• **Aim**: Each line containing the word "Error" needs to be copied.

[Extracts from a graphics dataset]
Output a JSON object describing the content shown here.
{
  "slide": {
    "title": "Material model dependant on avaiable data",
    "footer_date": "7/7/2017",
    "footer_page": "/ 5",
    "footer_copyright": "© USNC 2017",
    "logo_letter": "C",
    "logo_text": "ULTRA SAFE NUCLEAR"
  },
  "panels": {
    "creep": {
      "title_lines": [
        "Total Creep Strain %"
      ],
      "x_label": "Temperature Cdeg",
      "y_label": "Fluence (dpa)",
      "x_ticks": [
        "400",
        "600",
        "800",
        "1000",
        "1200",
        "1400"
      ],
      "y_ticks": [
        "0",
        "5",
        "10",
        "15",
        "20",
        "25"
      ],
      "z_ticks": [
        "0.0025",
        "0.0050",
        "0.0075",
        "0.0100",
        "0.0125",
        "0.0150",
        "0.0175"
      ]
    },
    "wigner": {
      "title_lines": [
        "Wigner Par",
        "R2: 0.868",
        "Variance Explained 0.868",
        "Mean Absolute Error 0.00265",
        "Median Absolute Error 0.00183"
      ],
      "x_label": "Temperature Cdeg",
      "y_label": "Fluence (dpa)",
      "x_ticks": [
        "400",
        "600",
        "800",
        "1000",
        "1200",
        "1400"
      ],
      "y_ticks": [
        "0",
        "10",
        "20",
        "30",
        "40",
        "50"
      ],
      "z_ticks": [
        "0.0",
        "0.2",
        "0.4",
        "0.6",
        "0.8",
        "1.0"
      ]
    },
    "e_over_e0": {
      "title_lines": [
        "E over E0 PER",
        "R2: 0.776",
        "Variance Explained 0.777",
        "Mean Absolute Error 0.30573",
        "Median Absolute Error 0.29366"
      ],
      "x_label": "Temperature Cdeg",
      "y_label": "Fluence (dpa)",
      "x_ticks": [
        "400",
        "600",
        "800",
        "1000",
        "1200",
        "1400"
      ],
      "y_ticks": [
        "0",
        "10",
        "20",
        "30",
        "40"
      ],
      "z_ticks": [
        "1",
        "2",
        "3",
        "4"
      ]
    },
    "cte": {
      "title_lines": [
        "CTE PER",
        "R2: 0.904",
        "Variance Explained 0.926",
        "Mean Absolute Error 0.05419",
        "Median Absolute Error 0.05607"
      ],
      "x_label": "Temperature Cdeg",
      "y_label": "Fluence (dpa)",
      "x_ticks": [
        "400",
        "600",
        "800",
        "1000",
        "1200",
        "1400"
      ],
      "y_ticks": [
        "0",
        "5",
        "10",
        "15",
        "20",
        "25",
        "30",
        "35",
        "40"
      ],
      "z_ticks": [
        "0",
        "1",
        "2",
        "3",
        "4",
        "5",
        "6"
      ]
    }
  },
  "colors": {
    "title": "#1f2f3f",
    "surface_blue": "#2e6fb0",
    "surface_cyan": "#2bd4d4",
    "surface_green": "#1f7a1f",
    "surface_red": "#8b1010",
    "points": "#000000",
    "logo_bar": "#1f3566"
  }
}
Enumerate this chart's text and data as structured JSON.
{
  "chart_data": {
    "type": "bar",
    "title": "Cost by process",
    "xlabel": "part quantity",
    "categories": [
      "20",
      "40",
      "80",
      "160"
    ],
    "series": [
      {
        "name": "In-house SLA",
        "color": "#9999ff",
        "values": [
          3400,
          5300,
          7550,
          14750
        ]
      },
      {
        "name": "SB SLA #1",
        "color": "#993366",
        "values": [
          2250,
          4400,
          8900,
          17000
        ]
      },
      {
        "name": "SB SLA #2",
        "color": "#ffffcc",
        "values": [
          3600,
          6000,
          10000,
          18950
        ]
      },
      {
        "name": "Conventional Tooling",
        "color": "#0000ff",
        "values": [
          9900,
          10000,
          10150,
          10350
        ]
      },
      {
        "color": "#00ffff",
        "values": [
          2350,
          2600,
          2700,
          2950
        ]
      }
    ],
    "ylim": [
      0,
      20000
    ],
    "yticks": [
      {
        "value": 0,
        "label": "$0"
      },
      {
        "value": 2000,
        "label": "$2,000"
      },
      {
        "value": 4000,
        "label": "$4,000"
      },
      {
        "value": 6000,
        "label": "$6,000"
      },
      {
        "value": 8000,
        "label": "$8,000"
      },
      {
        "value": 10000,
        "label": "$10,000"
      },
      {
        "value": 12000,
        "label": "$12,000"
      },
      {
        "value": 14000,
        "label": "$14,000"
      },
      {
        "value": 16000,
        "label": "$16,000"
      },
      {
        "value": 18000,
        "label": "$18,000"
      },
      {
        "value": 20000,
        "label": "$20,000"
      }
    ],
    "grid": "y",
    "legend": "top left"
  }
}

---

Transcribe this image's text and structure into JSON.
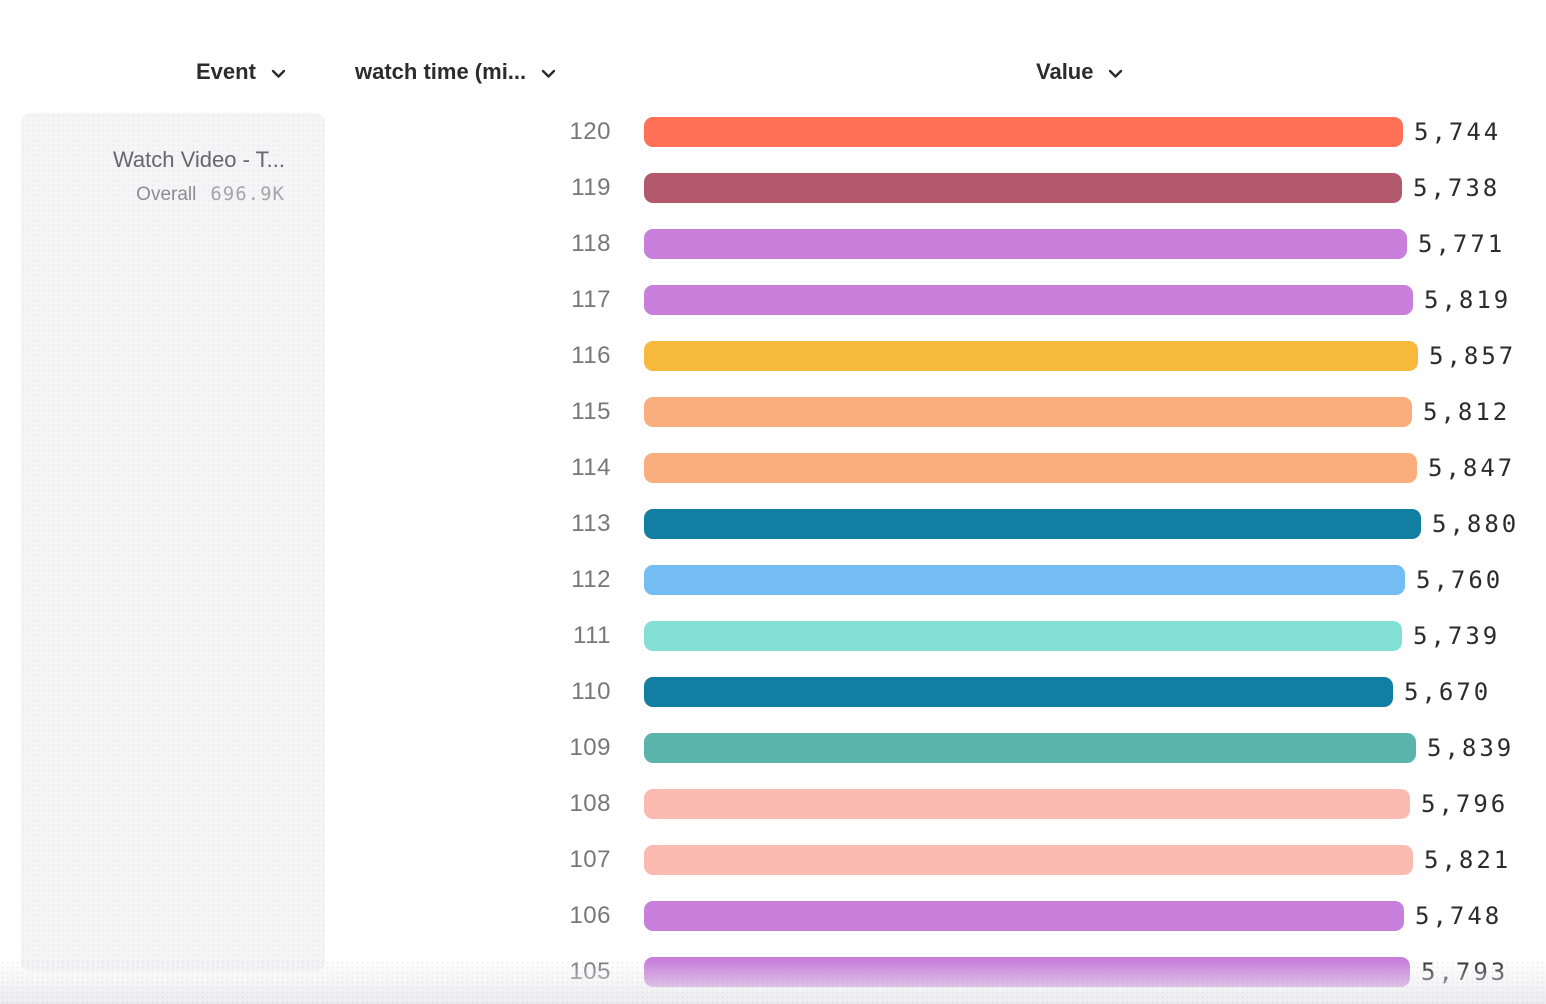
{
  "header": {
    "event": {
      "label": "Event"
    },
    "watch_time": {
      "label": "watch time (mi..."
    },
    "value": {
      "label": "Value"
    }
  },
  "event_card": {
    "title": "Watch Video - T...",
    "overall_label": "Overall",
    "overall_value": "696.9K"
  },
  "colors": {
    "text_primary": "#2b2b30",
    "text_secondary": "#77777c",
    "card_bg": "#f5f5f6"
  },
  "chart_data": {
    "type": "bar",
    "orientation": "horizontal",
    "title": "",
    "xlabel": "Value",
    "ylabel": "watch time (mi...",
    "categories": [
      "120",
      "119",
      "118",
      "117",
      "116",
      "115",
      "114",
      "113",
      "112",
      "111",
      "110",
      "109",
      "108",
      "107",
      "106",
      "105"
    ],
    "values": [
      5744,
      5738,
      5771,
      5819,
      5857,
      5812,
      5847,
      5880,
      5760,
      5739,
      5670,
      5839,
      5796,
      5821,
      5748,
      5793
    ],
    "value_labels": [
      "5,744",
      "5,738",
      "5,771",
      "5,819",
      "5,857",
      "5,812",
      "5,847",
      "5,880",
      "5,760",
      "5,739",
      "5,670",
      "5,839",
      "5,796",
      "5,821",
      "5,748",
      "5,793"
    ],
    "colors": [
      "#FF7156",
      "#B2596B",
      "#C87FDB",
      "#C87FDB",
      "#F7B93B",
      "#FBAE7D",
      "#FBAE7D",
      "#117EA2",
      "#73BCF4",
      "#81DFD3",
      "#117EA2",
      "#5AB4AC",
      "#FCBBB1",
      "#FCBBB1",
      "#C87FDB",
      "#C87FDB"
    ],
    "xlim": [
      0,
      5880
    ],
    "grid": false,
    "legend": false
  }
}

...

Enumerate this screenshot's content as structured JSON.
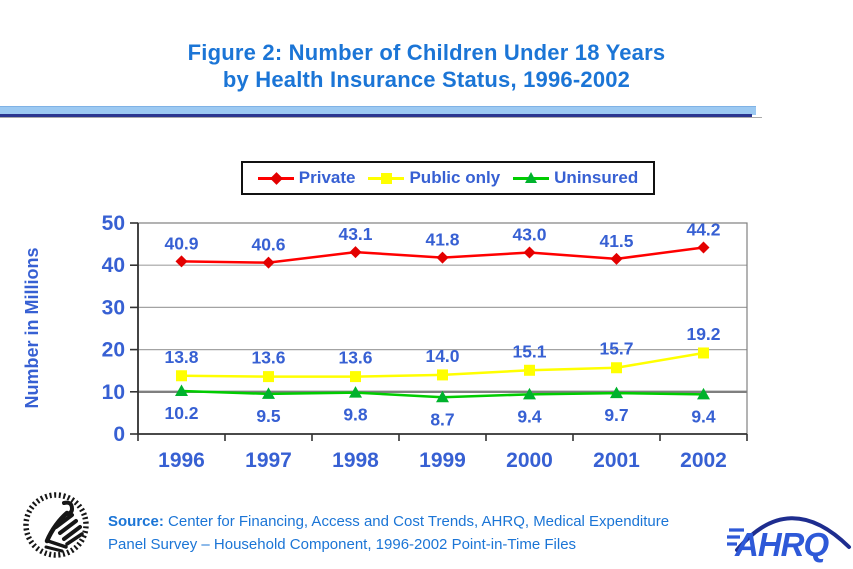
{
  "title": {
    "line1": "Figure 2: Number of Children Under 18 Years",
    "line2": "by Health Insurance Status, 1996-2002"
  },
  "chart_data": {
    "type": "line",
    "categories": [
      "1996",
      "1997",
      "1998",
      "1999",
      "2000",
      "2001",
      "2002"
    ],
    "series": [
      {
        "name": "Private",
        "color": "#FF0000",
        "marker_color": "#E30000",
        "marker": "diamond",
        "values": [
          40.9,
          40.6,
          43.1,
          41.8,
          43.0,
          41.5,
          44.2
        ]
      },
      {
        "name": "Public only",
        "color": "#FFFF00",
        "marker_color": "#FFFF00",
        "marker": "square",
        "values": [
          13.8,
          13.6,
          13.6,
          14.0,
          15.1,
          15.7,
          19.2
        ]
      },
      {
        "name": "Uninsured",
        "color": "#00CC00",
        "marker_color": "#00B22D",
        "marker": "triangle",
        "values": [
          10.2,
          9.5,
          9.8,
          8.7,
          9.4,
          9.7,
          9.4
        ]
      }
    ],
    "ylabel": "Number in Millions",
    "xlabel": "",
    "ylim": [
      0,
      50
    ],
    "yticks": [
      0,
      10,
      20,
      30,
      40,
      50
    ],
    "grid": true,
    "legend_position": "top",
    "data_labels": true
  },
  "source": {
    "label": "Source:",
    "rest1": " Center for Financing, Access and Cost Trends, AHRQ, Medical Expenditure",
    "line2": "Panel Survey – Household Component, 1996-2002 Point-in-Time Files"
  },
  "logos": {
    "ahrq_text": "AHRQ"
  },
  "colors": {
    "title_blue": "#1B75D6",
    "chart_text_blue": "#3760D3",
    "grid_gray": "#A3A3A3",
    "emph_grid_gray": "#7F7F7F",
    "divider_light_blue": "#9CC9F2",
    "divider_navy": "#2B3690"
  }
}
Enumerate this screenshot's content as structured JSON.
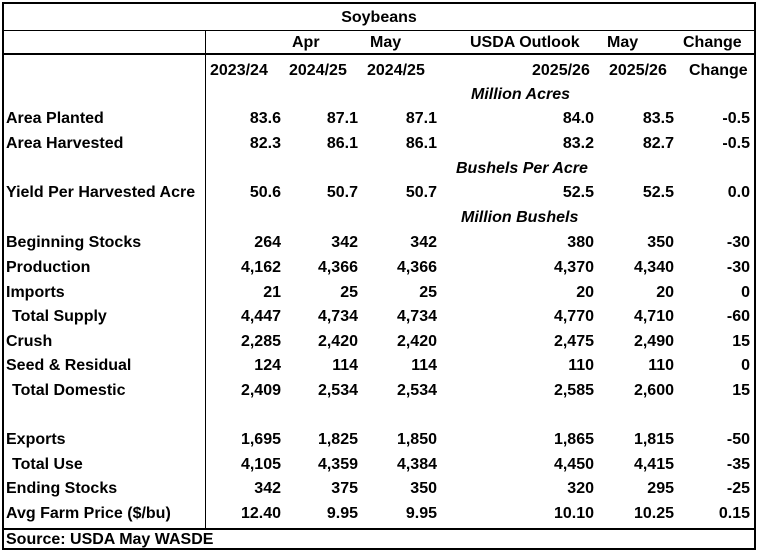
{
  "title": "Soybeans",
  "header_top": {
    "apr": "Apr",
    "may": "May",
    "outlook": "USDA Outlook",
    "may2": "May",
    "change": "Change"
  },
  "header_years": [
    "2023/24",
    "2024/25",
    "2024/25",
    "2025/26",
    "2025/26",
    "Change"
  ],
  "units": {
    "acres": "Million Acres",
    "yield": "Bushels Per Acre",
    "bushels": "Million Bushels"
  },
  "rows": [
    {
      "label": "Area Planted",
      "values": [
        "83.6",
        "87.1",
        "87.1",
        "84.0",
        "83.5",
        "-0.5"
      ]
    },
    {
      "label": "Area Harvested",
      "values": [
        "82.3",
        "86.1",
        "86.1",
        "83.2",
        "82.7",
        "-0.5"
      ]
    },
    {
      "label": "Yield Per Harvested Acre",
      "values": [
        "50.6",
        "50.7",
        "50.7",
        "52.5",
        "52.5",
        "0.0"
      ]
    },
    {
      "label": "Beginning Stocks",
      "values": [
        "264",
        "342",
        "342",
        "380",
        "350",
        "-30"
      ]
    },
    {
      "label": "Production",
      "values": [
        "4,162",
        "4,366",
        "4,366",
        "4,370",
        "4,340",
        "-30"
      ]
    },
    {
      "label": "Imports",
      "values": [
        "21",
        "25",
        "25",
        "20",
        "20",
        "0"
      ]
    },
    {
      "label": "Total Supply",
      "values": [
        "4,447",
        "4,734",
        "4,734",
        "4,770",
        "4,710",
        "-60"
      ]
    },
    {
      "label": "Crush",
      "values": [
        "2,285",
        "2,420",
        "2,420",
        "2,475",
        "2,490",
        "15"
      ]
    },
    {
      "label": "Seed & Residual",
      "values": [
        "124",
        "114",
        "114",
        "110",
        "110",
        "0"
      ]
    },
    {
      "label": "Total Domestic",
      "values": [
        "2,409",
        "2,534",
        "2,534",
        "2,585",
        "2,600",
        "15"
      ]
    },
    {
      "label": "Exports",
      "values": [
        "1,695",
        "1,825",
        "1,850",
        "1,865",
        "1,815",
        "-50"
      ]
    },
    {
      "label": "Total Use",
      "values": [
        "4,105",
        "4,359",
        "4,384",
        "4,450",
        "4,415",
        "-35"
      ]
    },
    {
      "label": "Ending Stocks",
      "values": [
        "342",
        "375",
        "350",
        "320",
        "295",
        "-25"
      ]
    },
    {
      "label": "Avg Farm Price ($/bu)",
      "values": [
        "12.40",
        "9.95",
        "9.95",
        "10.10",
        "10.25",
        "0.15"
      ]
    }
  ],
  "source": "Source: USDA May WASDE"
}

• **Result of the task**:
        "Mean Absolute Error 0.00265",
        "Median Absolute Error 0.00183"
        "Mean Absolute Error 0.30573",
        "Median Absolute Error 0.29366"
        "Mean Absolute Error 0.05419",
        "Median Absolute Error 0.05607"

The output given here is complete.